Task description: Identify each line containing the word "size" and copy it.

start

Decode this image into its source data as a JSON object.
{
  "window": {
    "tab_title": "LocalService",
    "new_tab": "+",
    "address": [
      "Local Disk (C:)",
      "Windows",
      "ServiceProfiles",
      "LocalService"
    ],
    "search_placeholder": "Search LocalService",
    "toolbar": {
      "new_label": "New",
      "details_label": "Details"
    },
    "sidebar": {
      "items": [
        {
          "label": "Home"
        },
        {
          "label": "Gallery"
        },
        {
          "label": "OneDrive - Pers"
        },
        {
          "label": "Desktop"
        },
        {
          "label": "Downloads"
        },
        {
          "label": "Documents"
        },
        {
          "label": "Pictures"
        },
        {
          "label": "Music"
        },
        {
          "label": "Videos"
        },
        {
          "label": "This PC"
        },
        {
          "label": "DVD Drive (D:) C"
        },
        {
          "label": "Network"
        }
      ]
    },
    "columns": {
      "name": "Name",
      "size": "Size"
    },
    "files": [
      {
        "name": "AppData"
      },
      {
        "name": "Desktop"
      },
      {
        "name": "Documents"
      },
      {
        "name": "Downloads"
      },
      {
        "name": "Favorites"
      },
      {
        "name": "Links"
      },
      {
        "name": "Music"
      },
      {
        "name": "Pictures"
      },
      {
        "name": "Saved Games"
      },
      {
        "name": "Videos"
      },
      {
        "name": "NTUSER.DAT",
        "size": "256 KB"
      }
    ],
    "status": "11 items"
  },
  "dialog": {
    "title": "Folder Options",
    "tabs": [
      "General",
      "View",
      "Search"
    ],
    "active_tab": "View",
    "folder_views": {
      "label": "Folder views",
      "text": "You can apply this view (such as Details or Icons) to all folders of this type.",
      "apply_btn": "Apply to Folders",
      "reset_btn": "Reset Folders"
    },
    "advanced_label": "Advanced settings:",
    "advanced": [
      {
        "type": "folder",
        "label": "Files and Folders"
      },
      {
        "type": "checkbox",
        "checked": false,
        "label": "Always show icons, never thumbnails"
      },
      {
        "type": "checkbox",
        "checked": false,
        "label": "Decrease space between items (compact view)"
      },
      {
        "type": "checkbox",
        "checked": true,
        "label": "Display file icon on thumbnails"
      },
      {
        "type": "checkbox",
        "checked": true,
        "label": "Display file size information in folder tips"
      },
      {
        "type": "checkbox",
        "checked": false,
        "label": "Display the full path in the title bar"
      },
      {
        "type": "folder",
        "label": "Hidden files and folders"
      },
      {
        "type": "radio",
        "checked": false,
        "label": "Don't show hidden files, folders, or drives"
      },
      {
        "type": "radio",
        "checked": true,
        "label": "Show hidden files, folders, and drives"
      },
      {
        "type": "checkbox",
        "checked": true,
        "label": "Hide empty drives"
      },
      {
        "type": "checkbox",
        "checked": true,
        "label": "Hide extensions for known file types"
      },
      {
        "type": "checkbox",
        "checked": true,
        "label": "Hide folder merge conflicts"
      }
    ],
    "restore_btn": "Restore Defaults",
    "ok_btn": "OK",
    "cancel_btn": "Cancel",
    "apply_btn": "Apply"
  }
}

end

Written response:
      "size": "Size"
        "size": "256 KB"
        "label": "Display file size information in folder tips"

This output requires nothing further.